PROBLEM
Copy out all lines that hold "University".
_ _ _ _
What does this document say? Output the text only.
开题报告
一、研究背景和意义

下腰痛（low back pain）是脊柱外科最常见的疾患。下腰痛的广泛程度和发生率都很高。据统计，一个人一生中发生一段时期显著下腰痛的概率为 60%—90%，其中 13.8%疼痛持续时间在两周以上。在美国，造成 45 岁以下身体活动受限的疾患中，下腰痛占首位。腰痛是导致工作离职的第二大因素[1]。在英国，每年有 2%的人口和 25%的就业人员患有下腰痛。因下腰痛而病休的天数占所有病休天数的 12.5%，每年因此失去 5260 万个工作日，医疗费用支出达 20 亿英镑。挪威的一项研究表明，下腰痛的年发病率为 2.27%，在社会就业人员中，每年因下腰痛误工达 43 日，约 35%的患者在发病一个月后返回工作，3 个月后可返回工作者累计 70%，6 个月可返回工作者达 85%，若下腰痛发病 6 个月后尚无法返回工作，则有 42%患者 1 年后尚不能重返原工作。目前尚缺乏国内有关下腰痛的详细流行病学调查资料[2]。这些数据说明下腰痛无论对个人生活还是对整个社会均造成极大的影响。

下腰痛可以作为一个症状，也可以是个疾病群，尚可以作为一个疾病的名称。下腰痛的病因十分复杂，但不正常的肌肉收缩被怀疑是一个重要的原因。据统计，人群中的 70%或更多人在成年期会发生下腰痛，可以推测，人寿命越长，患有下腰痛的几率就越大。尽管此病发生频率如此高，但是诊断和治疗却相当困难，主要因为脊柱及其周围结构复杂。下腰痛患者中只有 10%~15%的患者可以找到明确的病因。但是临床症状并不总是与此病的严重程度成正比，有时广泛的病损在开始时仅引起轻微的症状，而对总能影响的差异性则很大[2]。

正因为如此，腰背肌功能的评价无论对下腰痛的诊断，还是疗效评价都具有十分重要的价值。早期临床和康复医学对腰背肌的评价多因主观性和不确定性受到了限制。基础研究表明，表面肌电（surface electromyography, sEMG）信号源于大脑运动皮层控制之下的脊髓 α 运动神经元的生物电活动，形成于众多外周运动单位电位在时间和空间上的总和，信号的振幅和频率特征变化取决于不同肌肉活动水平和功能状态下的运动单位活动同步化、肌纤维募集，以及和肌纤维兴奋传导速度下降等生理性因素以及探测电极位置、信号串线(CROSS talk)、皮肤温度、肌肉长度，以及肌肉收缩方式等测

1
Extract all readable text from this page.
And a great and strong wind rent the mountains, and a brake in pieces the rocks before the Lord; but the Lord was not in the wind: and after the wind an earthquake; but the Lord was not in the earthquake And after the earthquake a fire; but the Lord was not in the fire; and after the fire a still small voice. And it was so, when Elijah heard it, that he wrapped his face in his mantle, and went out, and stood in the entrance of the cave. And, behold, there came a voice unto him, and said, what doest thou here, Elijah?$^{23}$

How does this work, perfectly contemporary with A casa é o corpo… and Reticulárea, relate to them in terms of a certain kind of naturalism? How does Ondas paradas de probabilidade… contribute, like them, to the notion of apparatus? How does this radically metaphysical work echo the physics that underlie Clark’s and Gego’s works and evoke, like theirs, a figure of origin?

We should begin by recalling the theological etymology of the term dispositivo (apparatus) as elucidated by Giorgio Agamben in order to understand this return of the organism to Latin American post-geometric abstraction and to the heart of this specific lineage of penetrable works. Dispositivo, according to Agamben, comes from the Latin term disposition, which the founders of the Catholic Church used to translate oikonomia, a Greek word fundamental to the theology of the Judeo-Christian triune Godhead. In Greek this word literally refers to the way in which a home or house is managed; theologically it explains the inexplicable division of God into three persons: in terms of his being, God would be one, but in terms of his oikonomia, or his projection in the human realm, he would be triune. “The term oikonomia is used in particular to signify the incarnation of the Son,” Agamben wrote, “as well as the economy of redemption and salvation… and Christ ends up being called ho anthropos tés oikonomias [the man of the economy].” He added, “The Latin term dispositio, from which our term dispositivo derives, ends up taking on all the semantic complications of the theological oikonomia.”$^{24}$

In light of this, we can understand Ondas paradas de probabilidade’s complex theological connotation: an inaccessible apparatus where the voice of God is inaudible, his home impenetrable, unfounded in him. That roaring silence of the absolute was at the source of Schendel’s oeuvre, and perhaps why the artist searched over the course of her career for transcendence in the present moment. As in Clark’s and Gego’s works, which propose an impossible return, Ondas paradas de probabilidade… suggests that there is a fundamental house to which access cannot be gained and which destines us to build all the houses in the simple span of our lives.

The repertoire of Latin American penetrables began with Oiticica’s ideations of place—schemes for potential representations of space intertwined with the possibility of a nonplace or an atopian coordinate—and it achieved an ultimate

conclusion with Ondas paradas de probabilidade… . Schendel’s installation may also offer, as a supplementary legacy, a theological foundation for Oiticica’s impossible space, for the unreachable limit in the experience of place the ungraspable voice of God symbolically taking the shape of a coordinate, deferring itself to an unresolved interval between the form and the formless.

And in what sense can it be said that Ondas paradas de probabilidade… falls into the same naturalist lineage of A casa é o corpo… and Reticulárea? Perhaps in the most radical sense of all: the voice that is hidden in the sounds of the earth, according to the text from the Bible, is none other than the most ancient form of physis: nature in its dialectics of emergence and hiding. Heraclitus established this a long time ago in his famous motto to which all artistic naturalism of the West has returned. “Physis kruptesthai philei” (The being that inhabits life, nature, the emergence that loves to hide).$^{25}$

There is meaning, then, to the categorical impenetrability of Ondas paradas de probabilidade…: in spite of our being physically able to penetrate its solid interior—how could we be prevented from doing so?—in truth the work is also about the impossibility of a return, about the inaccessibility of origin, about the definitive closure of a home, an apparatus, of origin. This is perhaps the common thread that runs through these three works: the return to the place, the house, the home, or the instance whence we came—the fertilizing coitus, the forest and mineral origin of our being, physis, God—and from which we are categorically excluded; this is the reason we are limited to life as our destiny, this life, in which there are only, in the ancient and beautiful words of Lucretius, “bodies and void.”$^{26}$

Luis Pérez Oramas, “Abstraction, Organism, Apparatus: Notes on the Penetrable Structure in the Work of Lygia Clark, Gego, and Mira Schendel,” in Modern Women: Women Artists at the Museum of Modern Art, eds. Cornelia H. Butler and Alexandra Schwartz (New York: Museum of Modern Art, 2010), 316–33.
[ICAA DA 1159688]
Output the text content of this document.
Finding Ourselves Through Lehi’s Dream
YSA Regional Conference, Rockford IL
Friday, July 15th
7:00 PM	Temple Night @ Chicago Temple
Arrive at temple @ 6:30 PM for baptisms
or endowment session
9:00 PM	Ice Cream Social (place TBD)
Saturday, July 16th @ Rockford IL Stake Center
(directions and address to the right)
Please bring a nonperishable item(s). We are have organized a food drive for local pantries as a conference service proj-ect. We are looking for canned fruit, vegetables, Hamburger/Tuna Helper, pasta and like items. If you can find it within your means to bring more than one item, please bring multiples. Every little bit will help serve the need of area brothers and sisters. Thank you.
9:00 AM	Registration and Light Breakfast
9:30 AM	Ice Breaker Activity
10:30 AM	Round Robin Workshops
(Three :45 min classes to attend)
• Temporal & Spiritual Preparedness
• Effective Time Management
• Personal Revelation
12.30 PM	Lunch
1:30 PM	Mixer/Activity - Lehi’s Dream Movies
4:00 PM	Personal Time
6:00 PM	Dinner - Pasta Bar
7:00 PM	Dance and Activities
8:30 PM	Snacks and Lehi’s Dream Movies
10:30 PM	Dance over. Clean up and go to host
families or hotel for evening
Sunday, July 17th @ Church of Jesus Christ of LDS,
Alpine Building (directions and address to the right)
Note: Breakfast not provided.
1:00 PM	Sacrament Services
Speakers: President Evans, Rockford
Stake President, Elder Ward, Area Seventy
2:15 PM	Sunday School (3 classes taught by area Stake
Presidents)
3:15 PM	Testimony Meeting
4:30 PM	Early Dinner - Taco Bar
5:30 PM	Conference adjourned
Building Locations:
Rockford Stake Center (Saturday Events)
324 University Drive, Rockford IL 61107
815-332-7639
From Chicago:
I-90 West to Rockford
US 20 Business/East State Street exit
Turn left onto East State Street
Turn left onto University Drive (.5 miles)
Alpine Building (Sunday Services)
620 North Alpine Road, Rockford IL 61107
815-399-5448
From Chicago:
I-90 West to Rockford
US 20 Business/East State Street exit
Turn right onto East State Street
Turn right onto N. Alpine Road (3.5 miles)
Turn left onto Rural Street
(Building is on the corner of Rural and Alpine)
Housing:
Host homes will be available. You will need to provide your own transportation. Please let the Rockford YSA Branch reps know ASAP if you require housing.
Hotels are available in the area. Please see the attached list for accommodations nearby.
_ _ _ _
OUTPUT
324 University Drive, Rockford IL 61107
Turn left onto University Drive (.5 miles)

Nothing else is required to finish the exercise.